Collected data:
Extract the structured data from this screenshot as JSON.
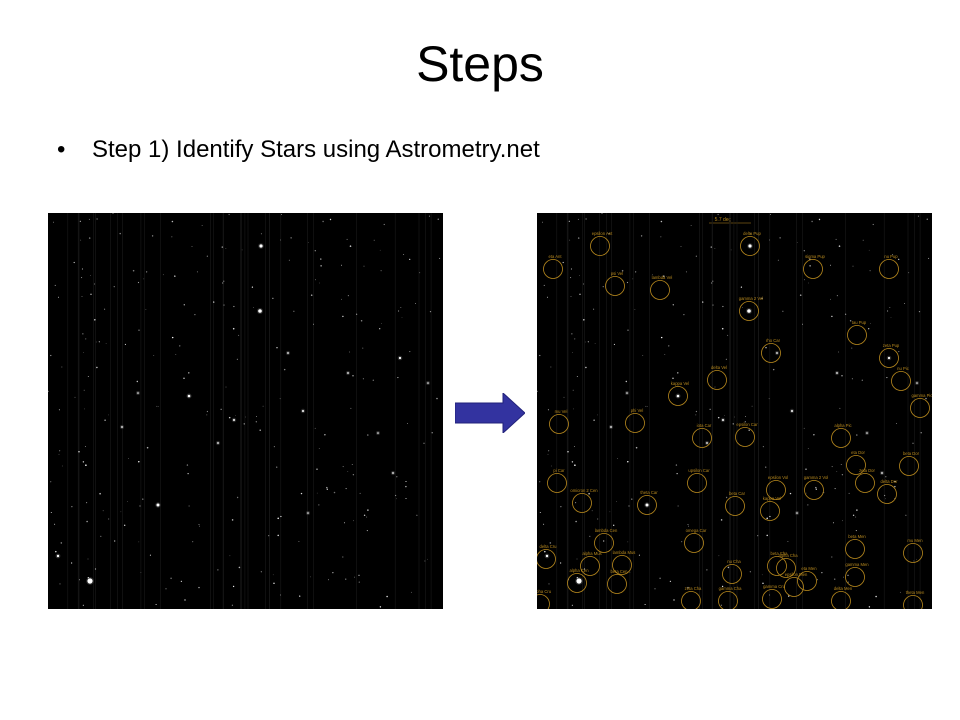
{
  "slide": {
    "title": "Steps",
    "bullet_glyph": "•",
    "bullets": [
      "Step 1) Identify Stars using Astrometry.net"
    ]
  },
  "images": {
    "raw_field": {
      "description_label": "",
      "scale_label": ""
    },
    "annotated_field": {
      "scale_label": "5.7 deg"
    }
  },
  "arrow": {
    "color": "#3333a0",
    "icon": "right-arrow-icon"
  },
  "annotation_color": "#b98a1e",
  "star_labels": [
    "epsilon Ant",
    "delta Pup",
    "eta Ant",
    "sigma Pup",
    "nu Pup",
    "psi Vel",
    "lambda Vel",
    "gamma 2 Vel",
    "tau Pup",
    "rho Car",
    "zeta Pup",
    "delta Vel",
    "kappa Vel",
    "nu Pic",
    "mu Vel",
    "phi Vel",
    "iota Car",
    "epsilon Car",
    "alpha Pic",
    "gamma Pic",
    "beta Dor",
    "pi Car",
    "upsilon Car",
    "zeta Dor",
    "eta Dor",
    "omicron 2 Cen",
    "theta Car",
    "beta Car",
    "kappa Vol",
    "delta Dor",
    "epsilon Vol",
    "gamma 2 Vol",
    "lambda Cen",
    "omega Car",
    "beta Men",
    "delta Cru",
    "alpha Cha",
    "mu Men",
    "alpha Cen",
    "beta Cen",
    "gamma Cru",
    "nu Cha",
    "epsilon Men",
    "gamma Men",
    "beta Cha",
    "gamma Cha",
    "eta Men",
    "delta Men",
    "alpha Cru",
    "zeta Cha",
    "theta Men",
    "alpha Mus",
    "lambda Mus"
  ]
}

--

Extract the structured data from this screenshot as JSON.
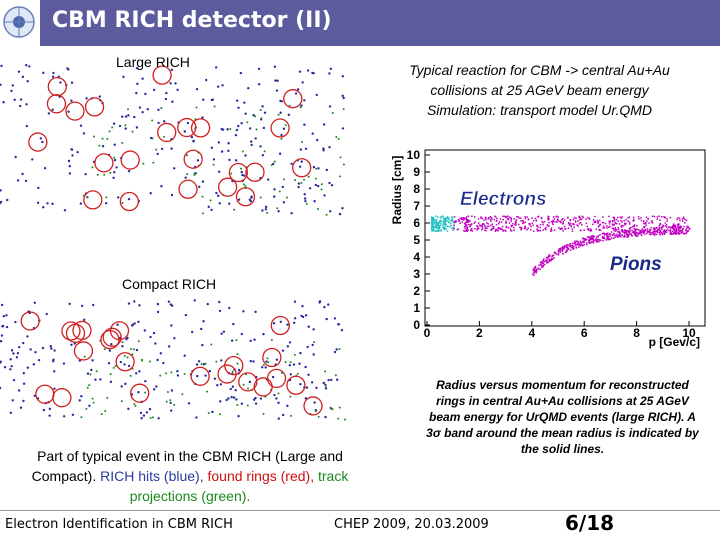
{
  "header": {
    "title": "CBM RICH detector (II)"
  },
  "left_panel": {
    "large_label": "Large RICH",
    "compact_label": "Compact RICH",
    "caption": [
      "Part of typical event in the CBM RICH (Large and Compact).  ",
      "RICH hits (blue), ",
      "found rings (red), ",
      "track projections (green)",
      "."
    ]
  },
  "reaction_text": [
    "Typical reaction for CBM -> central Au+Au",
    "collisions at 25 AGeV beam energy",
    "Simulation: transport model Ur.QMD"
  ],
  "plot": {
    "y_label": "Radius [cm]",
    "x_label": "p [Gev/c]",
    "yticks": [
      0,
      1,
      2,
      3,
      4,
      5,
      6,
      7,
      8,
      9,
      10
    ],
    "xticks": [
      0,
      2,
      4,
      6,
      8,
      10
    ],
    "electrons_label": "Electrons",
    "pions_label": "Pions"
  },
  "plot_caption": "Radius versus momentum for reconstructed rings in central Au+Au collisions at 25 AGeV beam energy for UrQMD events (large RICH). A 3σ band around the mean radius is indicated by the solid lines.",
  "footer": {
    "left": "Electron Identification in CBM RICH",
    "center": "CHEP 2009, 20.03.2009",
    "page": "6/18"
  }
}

---

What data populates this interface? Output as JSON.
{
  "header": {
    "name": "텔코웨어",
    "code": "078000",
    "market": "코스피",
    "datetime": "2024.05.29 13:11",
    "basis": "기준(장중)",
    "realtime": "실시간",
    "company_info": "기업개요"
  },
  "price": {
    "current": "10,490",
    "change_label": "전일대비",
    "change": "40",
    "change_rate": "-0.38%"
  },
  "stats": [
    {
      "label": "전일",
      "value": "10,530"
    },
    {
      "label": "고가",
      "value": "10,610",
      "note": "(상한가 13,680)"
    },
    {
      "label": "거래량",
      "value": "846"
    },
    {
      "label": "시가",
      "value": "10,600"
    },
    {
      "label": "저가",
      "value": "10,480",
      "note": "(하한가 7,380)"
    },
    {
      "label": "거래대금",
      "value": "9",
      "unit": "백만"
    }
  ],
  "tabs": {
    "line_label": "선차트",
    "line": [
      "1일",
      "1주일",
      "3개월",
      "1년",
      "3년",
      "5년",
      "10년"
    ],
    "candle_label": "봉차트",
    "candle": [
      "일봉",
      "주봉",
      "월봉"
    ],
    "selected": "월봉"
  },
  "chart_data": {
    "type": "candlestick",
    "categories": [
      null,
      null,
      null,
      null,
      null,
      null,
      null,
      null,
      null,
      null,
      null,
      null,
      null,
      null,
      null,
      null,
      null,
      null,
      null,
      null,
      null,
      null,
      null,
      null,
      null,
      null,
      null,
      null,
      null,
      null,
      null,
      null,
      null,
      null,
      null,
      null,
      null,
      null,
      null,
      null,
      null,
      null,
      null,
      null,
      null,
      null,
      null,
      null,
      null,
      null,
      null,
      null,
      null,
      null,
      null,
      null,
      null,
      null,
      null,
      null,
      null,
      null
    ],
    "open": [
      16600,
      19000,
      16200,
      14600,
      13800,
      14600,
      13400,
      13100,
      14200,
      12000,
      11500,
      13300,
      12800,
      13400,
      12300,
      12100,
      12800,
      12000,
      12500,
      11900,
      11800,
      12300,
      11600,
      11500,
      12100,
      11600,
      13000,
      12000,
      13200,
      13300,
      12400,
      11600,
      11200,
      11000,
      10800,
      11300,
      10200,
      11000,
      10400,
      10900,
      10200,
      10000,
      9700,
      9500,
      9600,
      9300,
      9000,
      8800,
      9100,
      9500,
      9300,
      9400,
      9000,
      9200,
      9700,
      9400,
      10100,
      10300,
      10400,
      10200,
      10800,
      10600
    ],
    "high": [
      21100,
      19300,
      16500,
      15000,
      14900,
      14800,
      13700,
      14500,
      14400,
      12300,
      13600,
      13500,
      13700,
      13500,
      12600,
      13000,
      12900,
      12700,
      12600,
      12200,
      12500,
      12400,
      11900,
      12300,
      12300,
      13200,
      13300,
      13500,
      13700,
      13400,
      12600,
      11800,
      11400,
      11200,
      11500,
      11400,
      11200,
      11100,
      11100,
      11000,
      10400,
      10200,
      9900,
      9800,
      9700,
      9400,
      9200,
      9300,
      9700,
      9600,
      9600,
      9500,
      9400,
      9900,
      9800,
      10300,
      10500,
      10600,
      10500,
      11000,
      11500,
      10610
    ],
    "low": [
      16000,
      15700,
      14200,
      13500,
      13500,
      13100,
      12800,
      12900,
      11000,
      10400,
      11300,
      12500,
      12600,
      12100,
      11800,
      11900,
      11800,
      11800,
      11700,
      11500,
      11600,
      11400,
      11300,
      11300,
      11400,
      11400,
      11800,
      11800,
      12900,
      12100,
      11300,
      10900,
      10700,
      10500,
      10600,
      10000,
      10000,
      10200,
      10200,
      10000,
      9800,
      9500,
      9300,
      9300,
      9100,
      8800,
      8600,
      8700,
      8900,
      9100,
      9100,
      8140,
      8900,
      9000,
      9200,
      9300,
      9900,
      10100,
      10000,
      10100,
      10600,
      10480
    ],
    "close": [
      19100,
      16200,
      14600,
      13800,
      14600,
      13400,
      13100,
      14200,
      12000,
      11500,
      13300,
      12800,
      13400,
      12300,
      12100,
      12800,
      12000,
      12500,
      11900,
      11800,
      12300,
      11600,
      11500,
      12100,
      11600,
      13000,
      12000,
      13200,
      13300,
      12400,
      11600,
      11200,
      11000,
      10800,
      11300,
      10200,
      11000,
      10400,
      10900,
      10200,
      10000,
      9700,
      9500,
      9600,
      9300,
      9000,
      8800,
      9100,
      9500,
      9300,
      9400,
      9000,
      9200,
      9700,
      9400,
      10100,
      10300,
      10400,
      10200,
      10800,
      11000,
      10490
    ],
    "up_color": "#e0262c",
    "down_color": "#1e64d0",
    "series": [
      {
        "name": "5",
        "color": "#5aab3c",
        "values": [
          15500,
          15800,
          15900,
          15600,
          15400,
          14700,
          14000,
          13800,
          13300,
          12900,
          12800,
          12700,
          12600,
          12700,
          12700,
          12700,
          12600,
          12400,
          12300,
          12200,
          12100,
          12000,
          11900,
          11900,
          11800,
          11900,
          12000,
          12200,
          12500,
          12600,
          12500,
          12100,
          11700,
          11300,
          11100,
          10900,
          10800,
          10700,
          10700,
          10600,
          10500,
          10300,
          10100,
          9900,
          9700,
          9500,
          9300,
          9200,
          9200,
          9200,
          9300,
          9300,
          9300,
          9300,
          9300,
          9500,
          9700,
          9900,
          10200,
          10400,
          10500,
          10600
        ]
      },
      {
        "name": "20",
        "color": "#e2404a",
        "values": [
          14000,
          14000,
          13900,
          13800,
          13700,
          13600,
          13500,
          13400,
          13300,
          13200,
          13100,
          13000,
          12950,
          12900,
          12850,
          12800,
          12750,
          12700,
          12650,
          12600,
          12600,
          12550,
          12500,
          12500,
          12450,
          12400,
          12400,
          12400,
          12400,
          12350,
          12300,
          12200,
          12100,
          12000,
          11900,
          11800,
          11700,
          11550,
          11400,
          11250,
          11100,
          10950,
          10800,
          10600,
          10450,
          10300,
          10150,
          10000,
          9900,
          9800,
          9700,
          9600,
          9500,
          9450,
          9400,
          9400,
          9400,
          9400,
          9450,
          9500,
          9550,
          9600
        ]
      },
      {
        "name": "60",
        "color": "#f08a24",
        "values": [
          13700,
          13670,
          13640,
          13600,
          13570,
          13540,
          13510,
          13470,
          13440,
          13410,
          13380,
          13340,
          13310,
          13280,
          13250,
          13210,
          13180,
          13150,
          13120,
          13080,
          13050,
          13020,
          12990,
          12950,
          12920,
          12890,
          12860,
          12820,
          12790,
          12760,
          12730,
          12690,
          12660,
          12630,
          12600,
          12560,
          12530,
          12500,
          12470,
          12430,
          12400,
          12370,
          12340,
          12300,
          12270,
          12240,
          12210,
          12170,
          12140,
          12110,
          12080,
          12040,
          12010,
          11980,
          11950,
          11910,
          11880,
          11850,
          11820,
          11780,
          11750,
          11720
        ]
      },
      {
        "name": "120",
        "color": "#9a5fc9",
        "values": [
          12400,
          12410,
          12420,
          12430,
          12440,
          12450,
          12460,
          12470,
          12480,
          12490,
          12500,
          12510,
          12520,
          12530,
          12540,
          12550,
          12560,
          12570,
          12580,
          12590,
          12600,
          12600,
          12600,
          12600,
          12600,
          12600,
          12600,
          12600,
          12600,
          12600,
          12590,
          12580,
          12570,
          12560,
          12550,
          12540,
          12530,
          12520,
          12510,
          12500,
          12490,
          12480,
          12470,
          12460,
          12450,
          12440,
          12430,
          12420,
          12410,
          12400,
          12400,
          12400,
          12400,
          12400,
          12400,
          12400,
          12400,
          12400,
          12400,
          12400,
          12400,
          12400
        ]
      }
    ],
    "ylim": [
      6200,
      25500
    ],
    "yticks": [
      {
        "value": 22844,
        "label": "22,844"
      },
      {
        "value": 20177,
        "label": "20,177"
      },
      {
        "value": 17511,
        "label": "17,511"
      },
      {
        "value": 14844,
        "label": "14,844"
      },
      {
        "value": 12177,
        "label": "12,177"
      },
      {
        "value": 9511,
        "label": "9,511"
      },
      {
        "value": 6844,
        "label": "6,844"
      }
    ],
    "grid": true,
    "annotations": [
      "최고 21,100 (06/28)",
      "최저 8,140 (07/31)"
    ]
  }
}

• Written task:
Copy each line of the listing that holds the word "central".

• Solution for this exercise:
    "Typical reaction for CBM -> central Au+Au",
  "plot_caption": "Radius versus momentum for reconstructed rings in central Au+Au collisions at 25 AGeV beam energy for UrQMD events (large RICH). A 3σ band around the mean radius is indicated by the solid lines.",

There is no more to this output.